[Records excerpted from a collection]
[start]
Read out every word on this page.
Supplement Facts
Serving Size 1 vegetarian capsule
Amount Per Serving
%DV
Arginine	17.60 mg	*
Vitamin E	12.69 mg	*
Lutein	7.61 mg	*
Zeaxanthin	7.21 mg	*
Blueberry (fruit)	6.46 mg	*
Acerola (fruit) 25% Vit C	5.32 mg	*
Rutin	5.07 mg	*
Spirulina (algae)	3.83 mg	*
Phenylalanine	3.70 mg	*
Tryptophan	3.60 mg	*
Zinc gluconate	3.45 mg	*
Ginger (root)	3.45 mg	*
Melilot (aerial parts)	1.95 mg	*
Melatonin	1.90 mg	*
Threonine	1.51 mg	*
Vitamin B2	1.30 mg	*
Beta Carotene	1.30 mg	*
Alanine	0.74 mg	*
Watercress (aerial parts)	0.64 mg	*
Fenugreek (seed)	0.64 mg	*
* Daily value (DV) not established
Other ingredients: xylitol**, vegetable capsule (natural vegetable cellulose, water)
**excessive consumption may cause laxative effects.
[end]
## SHORT EXERCISE
The records above must be output exactly, in full.

## FINAL RESULT
Read out every word on this page.
Supplement Facts
Serving Size 1 vegetarian capsule
Amount Per Serving
%DV
Arginine	17.60 mg	*
Vitamin E	12.69 mg	*
Lutein	7.61 mg	*
Zeaxanthin	7.21 mg	*
Blueberry (fruit)	6.46 mg	*
Acerola (fruit) 25% Vit C	5.32 mg	*
Rutin	5.07 mg	*
Spirulina (algae)	3.83 mg	*
Phenylalanine	3.70 mg	*
Tryptophan	3.60 mg	*
Zinc gluconate	3.45 mg	*
Ginger (root)	3.45 mg	*
Melilot (aerial parts)	1.95 mg	*
Melatonin	1.90 mg	*
Threonine	1.51 mg	*
Vitamin B2	1.30 mg	*
Beta Carotene	1.30 mg	*
Alanine	0.74 mg	*
Watercress (aerial parts)	0.64 mg	*
Fenugreek (seed)	0.64 mg	*
* Daily value (DV) not established
Other ingredients: xylitol**, vegetable capsule (natural vegetable cellulose, water)
**excessive consumption may cause laxative effects.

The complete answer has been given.